- **THE REQUEST**
Work out how many lines of the material below mention the word "verified"; reply with the number only.

- **ENTRIES**
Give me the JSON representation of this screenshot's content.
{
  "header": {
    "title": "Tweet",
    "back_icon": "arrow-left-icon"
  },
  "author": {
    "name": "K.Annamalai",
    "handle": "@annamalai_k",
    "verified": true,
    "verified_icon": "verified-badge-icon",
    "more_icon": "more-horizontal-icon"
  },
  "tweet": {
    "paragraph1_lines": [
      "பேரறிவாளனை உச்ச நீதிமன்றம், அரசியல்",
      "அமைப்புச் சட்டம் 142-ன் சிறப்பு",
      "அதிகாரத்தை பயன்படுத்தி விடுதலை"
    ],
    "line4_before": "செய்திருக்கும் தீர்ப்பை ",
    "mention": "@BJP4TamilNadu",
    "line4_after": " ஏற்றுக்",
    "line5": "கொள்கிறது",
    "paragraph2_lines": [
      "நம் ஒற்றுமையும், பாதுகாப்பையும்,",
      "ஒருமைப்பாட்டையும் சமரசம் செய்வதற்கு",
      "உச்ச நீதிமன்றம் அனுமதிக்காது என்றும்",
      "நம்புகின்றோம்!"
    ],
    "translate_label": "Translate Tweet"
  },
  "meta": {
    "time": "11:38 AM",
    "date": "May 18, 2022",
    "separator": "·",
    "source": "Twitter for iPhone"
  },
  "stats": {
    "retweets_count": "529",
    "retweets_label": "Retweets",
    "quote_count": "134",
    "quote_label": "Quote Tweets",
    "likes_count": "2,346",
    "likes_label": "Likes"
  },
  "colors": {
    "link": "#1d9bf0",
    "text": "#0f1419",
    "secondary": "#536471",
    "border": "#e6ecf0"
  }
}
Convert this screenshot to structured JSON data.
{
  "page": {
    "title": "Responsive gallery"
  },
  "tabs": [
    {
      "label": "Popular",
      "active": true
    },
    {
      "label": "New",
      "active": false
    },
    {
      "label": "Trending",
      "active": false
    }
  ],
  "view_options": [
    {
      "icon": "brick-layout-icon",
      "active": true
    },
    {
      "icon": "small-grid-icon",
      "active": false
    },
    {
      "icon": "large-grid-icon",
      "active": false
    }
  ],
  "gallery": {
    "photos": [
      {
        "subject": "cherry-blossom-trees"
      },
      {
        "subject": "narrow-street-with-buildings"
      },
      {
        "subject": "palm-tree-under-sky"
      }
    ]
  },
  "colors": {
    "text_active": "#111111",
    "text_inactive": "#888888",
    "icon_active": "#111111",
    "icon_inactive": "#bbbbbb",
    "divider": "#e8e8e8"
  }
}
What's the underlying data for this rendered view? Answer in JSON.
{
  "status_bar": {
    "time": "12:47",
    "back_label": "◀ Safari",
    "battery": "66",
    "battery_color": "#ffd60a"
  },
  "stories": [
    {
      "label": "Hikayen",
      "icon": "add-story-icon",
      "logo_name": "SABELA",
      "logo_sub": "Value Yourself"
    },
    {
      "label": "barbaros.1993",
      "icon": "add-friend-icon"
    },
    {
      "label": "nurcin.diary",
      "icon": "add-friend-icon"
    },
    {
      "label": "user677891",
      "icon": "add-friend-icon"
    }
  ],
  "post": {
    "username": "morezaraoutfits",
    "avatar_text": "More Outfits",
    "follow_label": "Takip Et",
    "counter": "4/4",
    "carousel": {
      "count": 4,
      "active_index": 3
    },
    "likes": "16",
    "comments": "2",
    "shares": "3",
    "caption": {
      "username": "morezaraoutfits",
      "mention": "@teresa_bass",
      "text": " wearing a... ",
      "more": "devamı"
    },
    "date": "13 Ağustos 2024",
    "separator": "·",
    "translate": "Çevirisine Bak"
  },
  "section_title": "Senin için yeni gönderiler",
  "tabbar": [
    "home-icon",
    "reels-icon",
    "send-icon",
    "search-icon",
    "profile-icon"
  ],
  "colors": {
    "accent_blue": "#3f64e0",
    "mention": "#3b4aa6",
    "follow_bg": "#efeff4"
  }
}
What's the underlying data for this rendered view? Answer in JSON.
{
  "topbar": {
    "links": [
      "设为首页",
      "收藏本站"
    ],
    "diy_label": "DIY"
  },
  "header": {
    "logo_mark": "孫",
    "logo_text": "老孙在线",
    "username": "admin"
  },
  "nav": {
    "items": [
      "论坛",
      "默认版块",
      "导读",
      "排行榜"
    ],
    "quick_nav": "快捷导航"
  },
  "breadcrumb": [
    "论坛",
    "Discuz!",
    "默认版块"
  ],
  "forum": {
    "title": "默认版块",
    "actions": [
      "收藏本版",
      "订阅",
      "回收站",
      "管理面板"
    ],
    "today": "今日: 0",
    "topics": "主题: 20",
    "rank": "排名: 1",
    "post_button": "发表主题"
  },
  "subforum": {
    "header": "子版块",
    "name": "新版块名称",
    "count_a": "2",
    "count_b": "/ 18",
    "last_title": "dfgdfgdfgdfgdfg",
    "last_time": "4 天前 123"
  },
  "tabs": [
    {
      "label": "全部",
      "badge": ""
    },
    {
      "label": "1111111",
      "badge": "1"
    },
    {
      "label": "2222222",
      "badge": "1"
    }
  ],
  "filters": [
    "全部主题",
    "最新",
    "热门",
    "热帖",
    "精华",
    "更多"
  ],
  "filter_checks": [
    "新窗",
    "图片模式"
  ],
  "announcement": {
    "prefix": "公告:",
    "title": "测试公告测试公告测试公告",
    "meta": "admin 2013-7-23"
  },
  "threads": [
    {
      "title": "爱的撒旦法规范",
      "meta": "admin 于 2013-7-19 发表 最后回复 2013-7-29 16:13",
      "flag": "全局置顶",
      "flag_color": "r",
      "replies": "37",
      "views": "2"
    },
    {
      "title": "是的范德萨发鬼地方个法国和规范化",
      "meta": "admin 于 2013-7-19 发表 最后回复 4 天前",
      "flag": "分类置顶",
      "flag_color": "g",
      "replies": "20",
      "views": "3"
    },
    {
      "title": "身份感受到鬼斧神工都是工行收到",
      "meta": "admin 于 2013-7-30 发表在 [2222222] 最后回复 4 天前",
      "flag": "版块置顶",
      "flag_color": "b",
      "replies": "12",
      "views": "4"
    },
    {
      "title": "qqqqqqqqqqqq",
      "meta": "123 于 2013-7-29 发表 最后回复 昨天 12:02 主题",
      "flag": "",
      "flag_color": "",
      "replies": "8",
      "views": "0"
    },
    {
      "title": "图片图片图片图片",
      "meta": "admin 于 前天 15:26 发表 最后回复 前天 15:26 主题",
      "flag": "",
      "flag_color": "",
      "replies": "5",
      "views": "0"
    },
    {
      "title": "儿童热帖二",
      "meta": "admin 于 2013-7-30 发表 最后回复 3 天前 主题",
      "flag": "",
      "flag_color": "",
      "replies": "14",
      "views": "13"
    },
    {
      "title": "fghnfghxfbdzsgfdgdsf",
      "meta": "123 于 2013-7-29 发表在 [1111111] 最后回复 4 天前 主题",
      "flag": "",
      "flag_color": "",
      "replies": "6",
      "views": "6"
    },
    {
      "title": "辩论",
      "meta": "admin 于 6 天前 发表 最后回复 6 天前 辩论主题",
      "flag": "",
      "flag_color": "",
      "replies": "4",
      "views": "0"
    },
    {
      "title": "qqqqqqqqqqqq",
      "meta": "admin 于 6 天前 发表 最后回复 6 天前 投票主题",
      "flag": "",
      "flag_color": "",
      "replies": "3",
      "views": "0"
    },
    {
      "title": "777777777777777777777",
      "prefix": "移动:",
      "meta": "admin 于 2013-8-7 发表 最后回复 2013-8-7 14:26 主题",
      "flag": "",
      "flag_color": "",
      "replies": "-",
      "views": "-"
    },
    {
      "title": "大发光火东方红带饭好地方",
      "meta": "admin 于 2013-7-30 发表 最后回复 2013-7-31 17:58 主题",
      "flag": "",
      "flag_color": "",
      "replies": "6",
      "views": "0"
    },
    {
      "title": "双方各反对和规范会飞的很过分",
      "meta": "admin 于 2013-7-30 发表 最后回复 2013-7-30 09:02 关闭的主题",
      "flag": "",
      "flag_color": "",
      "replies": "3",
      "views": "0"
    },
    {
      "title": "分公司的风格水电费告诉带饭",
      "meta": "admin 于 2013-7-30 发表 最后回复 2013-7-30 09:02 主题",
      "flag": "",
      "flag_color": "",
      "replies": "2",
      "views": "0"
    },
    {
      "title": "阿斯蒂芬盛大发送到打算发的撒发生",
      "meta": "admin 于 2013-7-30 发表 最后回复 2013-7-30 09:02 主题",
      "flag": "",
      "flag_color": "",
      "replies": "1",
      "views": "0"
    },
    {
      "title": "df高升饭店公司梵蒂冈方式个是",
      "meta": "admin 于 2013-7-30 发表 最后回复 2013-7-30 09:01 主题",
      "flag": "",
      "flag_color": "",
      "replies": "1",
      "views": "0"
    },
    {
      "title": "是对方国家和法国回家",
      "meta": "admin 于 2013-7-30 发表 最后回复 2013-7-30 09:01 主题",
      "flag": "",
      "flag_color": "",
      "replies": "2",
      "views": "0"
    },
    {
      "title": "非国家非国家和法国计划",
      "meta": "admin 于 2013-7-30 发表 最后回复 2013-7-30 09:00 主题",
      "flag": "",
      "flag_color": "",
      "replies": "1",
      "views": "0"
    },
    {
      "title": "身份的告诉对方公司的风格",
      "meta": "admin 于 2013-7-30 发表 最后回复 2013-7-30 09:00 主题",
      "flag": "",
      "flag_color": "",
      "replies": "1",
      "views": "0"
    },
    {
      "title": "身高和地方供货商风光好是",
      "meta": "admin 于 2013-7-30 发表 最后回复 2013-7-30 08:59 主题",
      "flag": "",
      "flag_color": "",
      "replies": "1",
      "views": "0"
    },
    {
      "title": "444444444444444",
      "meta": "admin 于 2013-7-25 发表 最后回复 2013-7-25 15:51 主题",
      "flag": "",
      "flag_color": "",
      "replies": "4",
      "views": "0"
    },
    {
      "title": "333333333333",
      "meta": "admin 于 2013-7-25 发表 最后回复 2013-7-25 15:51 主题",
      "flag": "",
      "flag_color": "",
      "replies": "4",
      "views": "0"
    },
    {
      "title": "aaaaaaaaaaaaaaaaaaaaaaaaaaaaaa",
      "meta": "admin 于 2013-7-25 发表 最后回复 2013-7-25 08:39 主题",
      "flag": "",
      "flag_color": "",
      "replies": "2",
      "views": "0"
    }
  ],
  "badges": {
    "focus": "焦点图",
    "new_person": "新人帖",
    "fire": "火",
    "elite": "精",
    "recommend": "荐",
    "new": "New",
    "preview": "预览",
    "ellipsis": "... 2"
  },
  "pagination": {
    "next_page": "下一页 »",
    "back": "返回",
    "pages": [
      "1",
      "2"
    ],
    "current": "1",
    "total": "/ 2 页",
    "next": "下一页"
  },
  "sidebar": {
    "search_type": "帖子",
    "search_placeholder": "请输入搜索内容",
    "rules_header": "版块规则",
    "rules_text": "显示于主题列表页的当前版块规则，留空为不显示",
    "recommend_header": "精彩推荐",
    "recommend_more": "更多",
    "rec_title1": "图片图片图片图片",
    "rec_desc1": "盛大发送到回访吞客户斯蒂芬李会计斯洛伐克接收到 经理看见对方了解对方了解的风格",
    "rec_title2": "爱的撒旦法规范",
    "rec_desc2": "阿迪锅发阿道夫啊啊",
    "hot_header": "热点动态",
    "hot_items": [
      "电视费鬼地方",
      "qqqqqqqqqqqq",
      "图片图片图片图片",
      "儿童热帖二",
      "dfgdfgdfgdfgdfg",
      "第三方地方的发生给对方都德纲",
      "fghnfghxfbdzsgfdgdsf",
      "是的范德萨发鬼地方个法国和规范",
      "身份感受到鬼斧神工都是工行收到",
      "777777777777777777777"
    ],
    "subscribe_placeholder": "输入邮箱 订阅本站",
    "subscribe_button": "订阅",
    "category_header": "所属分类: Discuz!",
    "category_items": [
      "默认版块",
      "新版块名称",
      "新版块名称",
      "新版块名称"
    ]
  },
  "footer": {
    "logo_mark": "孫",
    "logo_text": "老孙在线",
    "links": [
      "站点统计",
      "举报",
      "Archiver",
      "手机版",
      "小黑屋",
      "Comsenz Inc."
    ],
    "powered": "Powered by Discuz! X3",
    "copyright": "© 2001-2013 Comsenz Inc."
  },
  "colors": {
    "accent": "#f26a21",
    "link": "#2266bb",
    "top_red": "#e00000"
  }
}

- **FINISHED TASK**
2